### WHAT IS REQUIRED
All entries must be repeated exactly; do not include the pictures.

◇ ◇ ◇ ◇ ◇

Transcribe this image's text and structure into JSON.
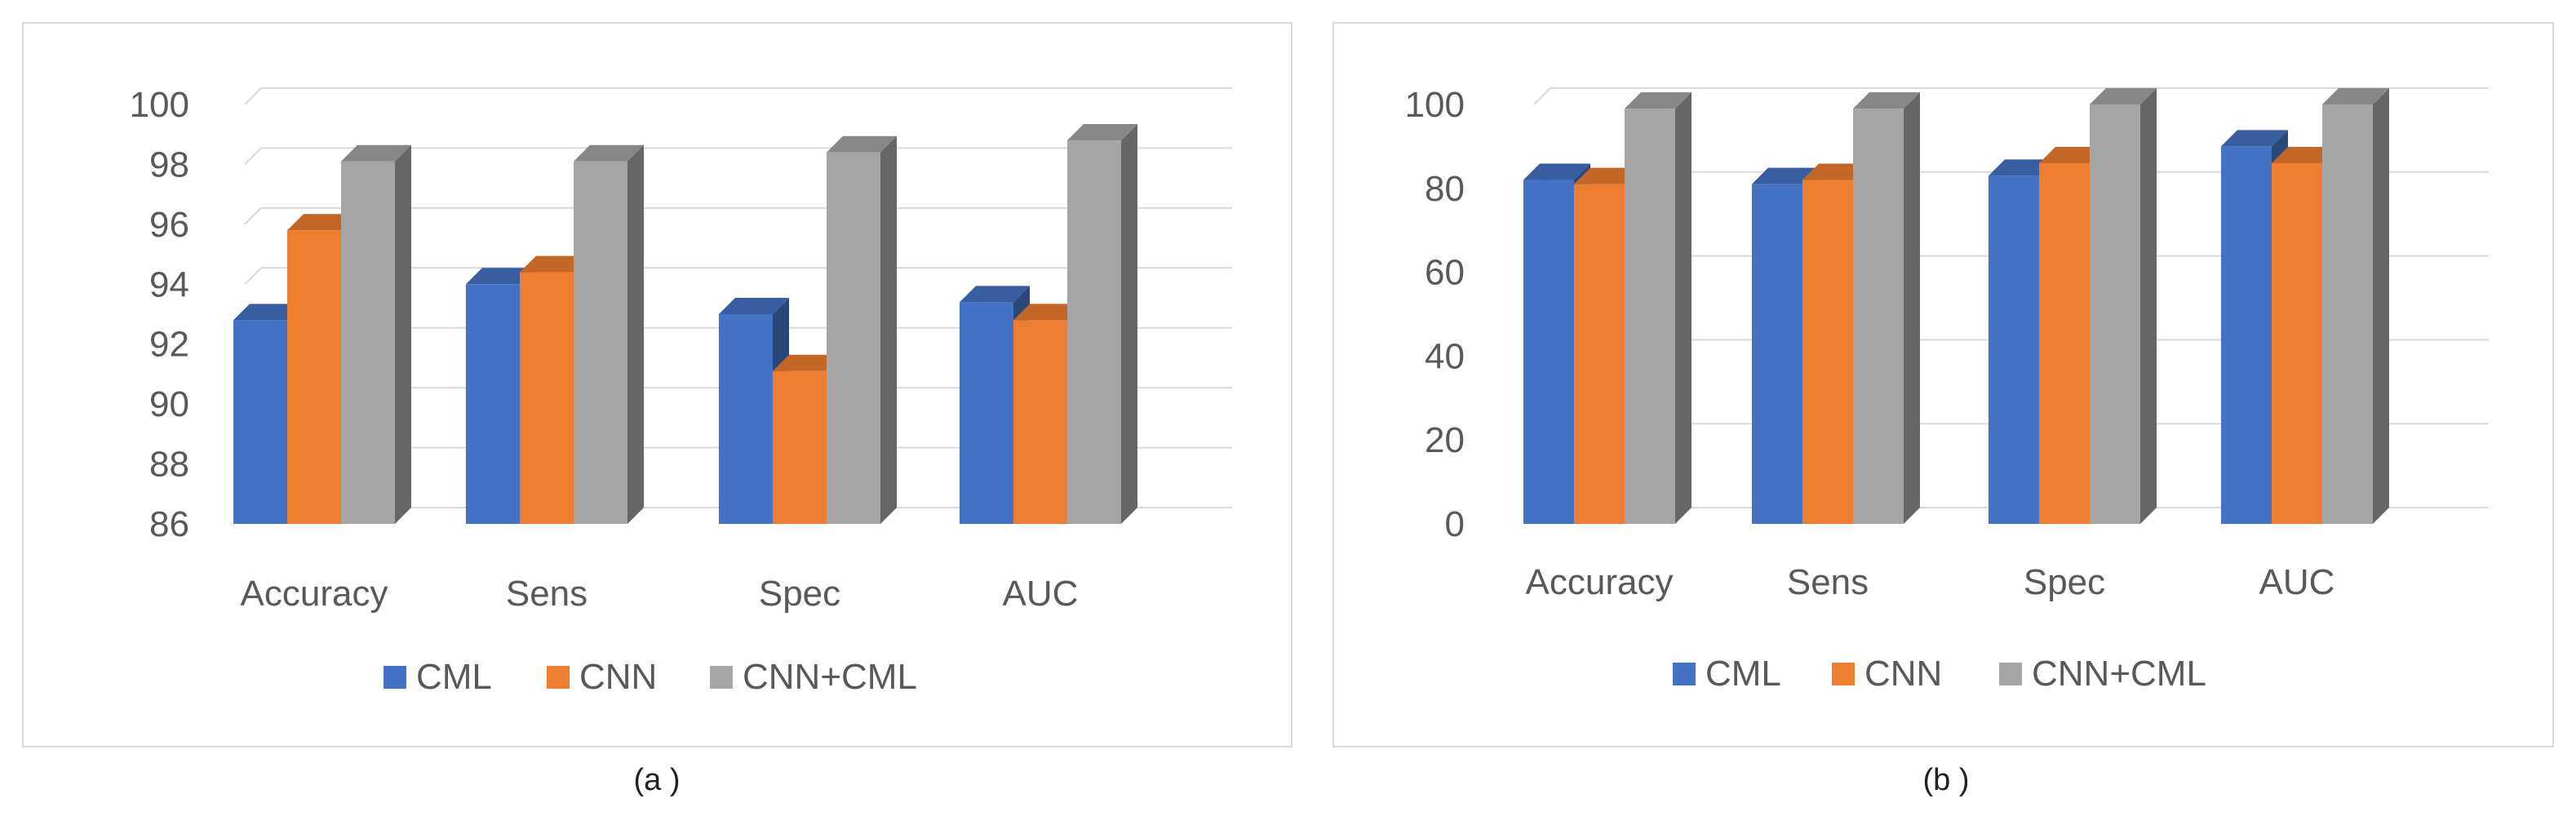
{
  "colors": {
    "CML": "#4472c4",
    "CNN": "#ed7d31",
    "CNN+CML": "#a5a5a5",
    "grid": "#d9d9d9",
    "text": "#595959"
  },
  "chart_data": [
    {
      "type": "bar",
      "caption": "(a )",
      "categories": [
        "Accuracy",
        "Sens",
        "Spec",
        "AUC"
      ],
      "series": [
        {
          "name": "CML",
          "values": [
            92.8,
            94.0,
            93.0,
            93.4
          ]
        },
        {
          "name": "CNN",
          "values": [
            95.8,
            94.4,
            91.1,
            92.8
          ]
        },
        {
          "name": "CNN+CML",
          "values": [
            98.1,
            98.1,
            98.4,
            98.8
          ]
        }
      ],
      "yticks": [
        "86",
        "88",
        "90",
        "92",
        "94",
        "96",
        "98",
        "100"
      ],
      "ylim": [
        86,
        100
      ],
      "grid": true,
      "legend_position": "bottom"
    },
    {
      "type": "bar",
      "caption": "(b )",
      "categories": [
        "Accuracy",
        "Sens",
        "Spec",
        "AUC"
      ],
      "series": [
        {
          "name": "CML",
          "values": [
            82,
            81,
            83,
            90
          ]
        },
        {
          "name": "CNN",
          "values": [
            81,
            82,
            86,
            86
          ]
        },
        {
          "name": "CNN+CML",
          "values": [
            99,
            99,
            100,
            100
          ]
        }
      ],
      "yticks": [
        "0",
        "20",
        "40",
        "60",
        "80",
        "100"
      ],
      "ylim": [
        0,
        100
      ],
      "grid": true,
      "legend_position": "bottom"
    }
  ]
}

◇ ◇ ◇ ◇ ◇

### EXPECTED ANSWER
Transcribe this image's text and structure into JSON.
{
  "colors": {
    "CML": "#4472c4",
    "CNN": "#ed7d31",
    "CNN+CML": "#a5a5a5",
    "grid": "#d9d9d9",
    "text": "#595959"
  },
  "chart_data": [
    {
      "type": "bar",
      "caption": "(a )",
      "categories": [
        "Accuracy",
        "Sens",
        "Spec",
        "AUC"
      ],
      "series": [
        {
          "name": "CML",
          "values": [
            92.8,
            94.0,
            93.0,
            93.4
          ]
        },
        {
          "name": "CNN",
          "values": [
            95.8,
            94.4,
            91.1,
            92.8
          ]
        },
        {
          "name": "CNN+CML",
          "values": [
            98.1,
            98.1,
            98.4,
            98.8
          ]
        }
      ],
      "yticks": [
        "86",
        "88",
        "90",
        "92",
        "94",
        "96",
        "98",
        "100"
      ],
      "ylim": [
        86,
        100
      ],
      "grid": true,
      "legend_position": "bottom"
    },
    {
      "type": "bar",
      "caption": "(b )",
      "categories": [
        "Accuracy",
        "Sens",
        "Spec",
        "AUC"
      ],
      "series": [
        {
          "name": "CML",
          "values": [
            82,
            81,
            83,
            90
          ]
        },
        {
          "name": "CNN",
          "values": [
            81,
            82,
            86,
            86
          ]
        },
        {
          "name": "CNN+CML",
          "values": [
            99,
            99,
            100,
            100
          ]
        }
      ],
      "yticks": [
        "0",
        "20",
        "40",
        "60",
        "80",
        "100"
      ],
      "ylim": [
        0,
        100
      ],
      "grid": true,
      "legend_position": "bottom"
    }
  ]
}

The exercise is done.